• Instructions for the task: Using the records below, locate all lines containing "text" and return them.

• Extracted information:
╔══

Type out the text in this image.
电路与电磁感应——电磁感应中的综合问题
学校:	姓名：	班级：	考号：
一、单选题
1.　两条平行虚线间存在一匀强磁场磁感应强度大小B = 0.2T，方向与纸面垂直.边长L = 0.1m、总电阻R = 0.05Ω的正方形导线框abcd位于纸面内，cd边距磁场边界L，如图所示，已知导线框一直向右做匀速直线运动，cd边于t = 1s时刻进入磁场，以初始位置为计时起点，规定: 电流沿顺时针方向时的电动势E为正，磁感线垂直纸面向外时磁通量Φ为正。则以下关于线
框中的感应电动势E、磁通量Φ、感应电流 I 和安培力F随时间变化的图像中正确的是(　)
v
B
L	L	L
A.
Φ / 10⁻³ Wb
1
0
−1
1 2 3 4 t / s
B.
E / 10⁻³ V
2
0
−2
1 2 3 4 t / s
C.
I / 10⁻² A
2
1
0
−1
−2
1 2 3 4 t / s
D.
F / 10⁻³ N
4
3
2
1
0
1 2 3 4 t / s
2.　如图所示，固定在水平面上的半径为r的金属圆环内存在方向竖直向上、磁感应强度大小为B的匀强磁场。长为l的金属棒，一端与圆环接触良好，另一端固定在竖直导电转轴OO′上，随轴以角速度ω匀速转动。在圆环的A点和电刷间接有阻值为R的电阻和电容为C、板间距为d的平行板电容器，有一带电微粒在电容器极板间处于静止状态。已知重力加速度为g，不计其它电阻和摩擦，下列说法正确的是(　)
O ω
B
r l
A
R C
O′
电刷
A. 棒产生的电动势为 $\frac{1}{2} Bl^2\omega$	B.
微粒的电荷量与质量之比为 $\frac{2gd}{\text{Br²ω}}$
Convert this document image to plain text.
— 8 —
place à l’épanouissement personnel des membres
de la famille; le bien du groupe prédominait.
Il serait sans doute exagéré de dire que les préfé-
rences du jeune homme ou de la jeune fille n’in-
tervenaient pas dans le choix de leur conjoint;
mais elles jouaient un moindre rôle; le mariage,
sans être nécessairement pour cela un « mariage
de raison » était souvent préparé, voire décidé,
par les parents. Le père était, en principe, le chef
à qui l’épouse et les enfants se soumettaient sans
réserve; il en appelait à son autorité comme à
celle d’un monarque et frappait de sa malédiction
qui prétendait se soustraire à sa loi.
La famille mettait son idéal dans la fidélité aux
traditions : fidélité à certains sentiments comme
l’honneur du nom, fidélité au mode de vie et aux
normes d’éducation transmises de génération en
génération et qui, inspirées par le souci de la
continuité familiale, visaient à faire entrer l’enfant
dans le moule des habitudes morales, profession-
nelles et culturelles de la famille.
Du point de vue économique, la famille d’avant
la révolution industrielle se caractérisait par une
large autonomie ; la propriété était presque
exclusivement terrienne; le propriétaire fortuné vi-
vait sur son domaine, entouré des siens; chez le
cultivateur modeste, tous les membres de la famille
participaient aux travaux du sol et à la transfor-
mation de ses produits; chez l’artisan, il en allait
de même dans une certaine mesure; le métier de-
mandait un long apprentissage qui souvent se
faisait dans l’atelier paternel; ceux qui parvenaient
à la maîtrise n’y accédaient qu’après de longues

╚══
╔══

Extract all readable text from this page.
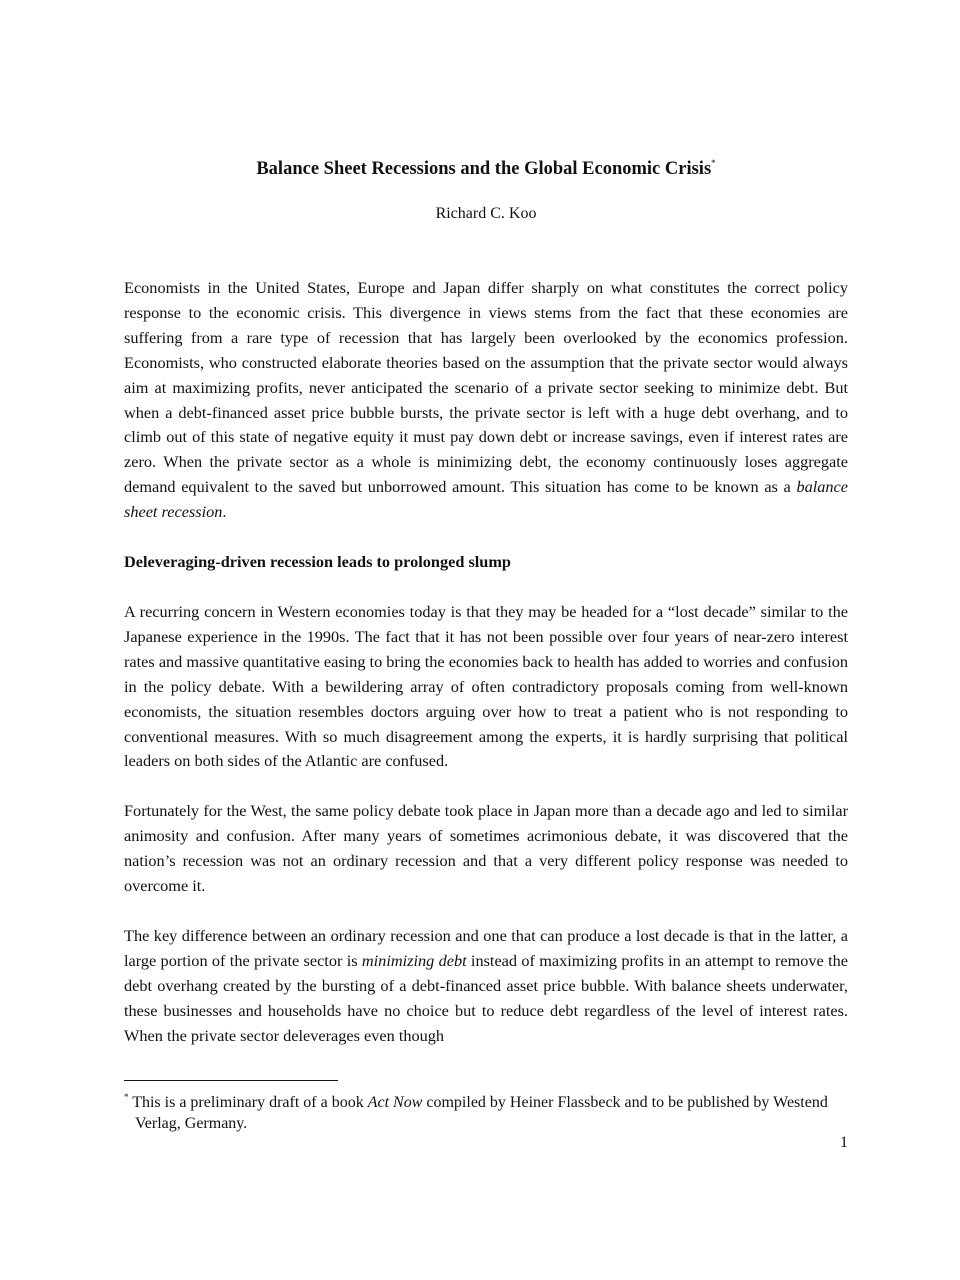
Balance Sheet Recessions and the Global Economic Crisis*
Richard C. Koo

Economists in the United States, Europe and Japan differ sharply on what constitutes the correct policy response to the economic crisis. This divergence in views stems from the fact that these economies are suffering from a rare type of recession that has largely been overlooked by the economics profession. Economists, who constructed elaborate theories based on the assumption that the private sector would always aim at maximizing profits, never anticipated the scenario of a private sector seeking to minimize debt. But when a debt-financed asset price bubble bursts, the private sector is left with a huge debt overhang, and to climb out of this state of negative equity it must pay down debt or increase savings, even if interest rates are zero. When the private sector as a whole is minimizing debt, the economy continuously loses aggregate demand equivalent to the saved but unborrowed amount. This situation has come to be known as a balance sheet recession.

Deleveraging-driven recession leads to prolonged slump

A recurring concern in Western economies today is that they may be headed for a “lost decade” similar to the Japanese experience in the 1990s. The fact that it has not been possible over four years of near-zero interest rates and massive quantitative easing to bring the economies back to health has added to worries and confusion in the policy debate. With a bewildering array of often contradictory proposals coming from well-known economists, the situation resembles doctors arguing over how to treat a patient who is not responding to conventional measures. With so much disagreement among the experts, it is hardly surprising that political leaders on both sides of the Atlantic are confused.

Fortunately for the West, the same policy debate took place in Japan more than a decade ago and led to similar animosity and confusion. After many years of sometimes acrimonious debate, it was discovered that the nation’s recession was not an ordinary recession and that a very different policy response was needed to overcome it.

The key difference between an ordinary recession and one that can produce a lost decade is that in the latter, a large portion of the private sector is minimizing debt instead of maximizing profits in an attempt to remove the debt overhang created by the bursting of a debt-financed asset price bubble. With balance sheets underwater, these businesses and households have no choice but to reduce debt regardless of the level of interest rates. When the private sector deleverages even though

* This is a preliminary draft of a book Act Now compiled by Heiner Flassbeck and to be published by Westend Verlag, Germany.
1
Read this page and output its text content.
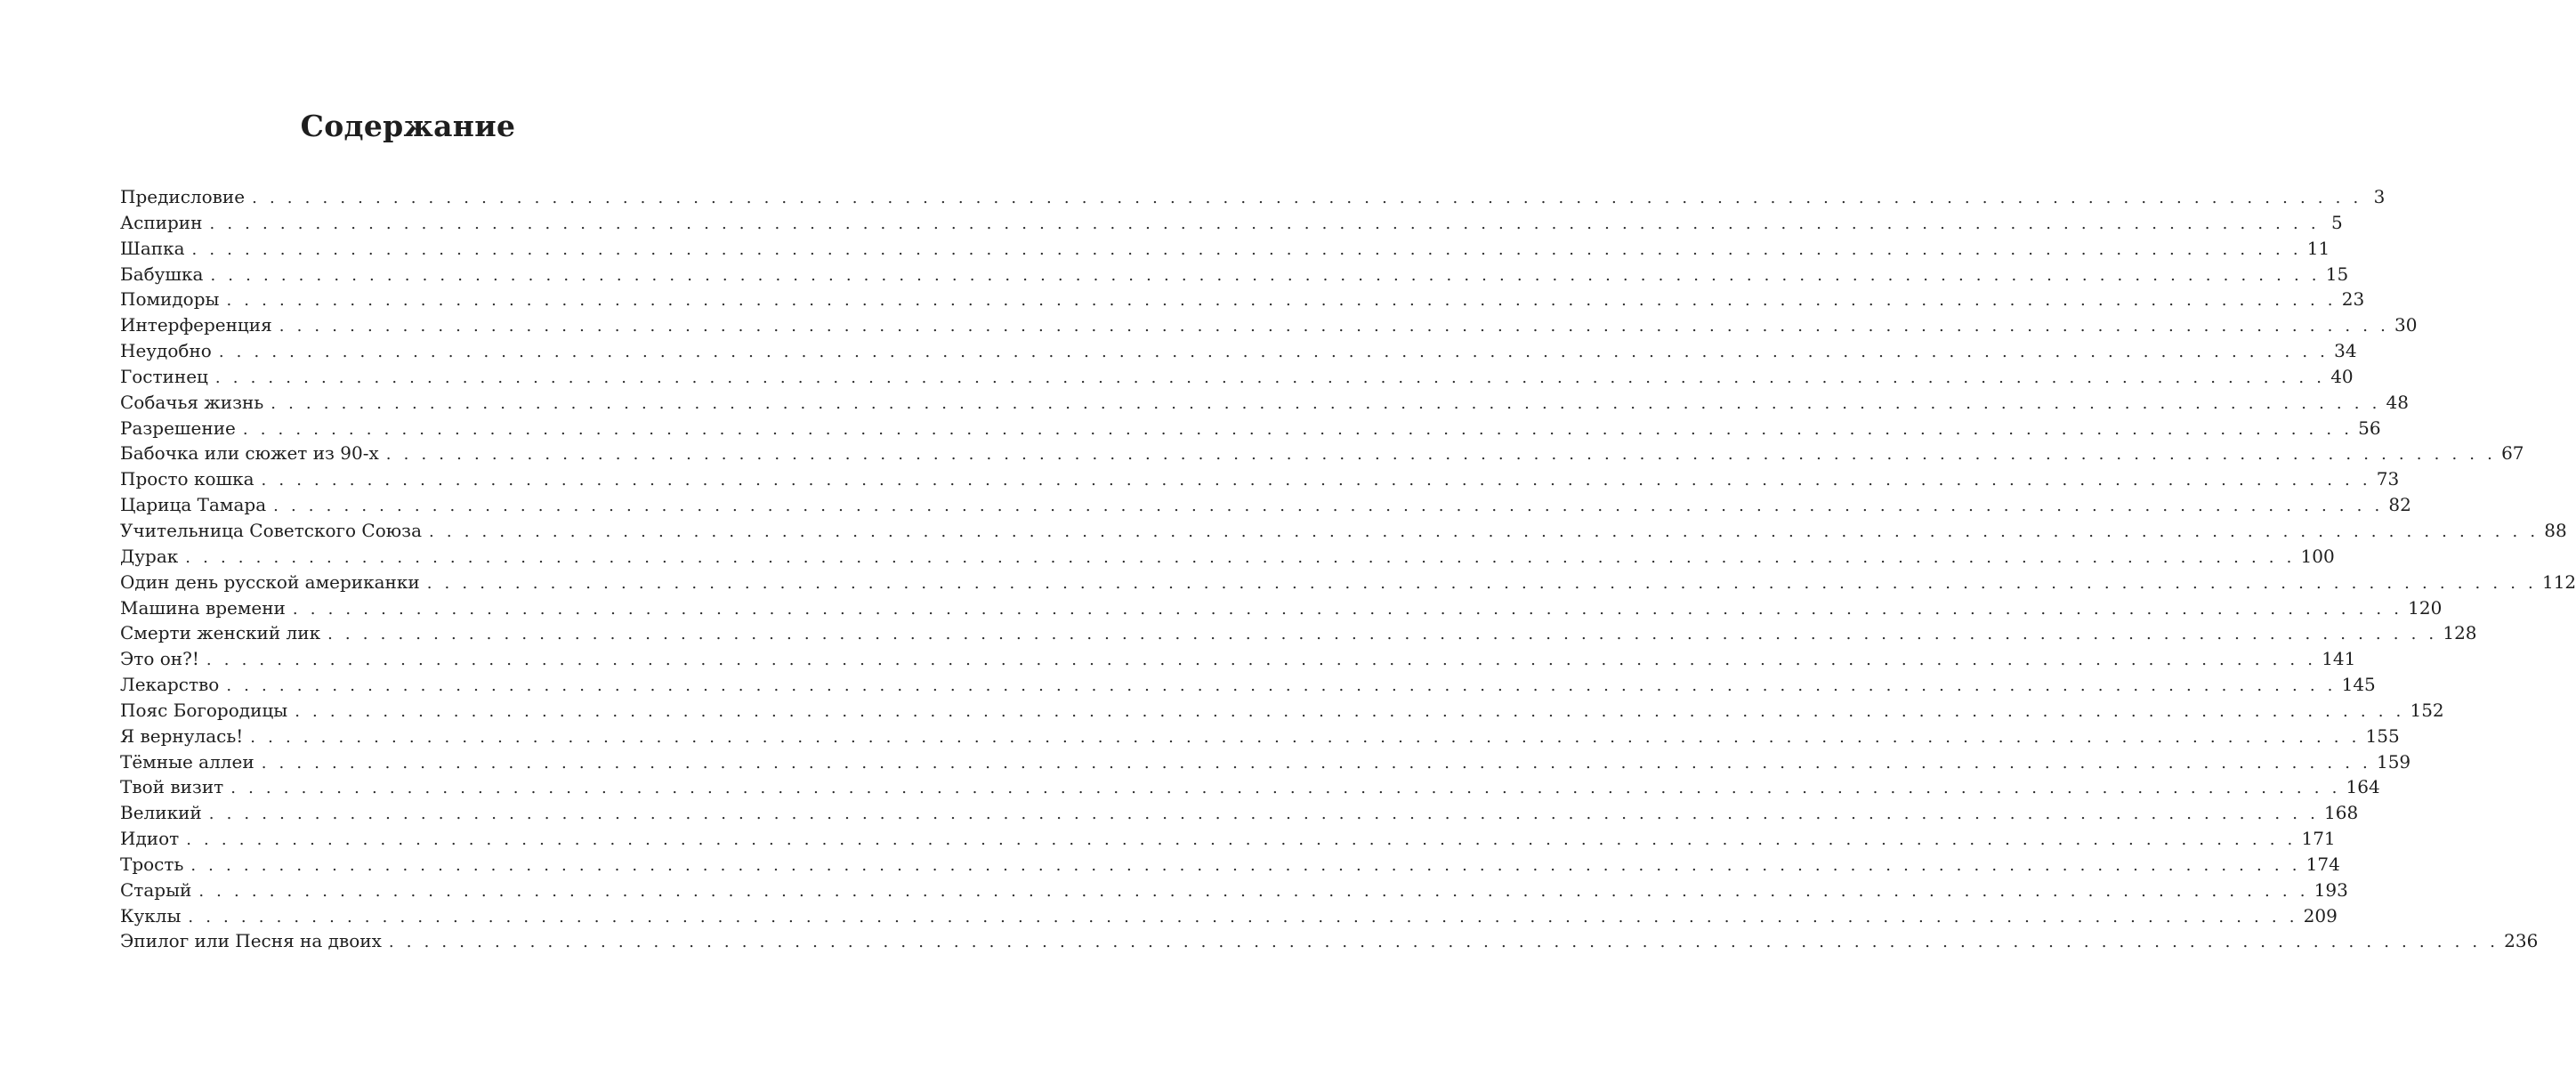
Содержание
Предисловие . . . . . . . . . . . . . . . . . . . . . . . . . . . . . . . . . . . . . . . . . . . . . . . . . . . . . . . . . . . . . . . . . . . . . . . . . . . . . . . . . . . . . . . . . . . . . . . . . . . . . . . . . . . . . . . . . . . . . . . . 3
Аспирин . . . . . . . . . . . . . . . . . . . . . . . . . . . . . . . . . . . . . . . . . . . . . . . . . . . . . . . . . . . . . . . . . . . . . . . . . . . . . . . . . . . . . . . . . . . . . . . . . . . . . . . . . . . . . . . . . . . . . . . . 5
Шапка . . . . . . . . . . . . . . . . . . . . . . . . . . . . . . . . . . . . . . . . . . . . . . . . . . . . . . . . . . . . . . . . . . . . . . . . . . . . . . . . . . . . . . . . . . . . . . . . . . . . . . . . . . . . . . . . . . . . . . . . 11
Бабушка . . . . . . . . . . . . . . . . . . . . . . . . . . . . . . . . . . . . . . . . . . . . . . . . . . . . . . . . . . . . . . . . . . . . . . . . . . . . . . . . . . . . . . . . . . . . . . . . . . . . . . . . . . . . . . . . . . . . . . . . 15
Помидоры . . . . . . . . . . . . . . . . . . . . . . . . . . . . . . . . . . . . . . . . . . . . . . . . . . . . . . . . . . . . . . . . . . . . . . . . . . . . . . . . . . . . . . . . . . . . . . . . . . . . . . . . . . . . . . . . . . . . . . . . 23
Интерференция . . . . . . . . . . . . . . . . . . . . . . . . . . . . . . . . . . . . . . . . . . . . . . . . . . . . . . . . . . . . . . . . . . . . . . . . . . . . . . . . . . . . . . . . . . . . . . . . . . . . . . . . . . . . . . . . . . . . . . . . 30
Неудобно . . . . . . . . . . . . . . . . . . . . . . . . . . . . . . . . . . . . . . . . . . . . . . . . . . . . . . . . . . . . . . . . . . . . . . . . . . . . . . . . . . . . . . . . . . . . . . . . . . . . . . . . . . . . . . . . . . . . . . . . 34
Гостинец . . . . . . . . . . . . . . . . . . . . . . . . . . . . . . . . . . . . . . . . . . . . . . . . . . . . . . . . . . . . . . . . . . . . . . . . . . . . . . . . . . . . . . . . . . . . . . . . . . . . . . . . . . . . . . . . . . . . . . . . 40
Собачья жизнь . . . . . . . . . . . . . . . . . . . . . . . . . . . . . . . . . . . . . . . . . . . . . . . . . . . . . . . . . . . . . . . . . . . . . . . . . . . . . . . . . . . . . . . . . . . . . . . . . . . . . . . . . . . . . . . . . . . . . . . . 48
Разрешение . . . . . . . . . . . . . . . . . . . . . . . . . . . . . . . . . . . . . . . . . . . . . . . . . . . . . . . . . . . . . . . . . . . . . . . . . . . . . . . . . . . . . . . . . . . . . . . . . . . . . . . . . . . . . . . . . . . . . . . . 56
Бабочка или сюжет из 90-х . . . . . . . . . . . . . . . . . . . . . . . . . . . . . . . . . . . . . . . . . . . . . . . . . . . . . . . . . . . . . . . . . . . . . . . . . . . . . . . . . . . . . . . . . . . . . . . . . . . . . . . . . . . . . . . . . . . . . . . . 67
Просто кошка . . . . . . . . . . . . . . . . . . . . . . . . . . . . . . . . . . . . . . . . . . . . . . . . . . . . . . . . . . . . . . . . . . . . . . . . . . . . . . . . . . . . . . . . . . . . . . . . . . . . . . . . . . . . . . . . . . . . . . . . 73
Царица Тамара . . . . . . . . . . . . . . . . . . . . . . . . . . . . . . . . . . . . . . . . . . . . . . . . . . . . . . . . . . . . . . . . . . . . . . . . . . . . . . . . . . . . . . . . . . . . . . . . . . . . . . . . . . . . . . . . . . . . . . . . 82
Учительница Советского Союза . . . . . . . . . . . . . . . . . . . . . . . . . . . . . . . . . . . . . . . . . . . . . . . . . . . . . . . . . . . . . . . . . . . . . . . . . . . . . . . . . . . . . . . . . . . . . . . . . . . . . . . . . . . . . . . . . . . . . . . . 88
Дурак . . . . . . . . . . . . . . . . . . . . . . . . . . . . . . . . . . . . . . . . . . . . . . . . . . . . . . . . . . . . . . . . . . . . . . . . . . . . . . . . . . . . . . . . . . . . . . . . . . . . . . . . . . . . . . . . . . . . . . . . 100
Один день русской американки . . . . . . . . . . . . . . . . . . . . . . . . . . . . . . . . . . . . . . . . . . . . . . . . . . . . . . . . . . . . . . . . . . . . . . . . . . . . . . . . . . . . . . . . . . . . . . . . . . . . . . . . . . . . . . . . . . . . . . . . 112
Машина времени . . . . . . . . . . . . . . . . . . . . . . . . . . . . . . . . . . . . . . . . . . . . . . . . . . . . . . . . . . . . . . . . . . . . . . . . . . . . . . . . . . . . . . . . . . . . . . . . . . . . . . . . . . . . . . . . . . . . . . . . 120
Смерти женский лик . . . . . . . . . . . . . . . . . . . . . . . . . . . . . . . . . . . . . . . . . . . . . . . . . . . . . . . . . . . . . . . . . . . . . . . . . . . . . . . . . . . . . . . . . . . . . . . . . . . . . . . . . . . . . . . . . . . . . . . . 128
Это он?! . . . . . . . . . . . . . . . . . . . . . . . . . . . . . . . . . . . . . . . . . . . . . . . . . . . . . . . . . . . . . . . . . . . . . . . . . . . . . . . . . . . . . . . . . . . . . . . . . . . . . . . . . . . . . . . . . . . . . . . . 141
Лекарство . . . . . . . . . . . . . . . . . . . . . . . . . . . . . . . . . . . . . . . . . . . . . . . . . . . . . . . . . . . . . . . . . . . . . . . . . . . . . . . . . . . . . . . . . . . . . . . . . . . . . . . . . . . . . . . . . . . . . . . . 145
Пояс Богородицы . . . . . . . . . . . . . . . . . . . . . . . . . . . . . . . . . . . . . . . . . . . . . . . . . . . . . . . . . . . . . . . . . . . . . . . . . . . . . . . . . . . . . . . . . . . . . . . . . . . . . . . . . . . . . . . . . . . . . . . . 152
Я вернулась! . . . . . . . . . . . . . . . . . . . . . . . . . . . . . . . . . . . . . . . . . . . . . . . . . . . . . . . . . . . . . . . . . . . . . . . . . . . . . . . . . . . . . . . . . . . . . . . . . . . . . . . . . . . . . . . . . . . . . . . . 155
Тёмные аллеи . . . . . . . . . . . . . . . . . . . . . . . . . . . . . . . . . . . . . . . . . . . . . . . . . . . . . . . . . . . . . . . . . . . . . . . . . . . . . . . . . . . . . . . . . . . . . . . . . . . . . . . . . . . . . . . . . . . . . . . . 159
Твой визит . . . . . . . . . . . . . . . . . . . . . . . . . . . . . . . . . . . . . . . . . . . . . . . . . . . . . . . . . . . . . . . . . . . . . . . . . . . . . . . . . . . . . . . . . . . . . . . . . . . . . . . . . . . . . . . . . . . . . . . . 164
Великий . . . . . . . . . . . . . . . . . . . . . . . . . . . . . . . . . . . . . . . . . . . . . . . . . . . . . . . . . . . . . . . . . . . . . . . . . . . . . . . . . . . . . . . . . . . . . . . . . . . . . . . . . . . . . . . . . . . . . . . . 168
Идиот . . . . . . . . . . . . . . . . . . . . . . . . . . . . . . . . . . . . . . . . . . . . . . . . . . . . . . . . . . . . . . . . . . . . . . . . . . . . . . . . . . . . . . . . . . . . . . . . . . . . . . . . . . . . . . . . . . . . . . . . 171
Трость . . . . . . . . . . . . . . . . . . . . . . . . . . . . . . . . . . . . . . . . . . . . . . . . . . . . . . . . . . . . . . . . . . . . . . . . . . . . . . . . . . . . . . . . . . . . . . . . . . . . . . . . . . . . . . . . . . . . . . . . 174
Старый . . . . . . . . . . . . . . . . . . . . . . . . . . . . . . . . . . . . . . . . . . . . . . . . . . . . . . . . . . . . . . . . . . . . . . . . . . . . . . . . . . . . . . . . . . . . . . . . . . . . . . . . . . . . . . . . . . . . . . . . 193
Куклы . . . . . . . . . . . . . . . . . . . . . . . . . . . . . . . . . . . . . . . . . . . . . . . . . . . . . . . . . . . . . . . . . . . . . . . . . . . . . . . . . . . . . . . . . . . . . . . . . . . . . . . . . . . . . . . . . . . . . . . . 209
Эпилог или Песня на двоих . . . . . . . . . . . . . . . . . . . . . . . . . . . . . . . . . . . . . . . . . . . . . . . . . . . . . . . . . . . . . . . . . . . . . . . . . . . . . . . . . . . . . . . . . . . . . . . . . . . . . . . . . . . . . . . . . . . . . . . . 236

╚══

• Exercise answer:
Type out the text in this image.
微粒的电荷量与质量之比为 $\frac{2gd}{\text{Br²ω}}$
Convert this document image to plain text.
Extract all readable text from this page.
Read this page and output its text content.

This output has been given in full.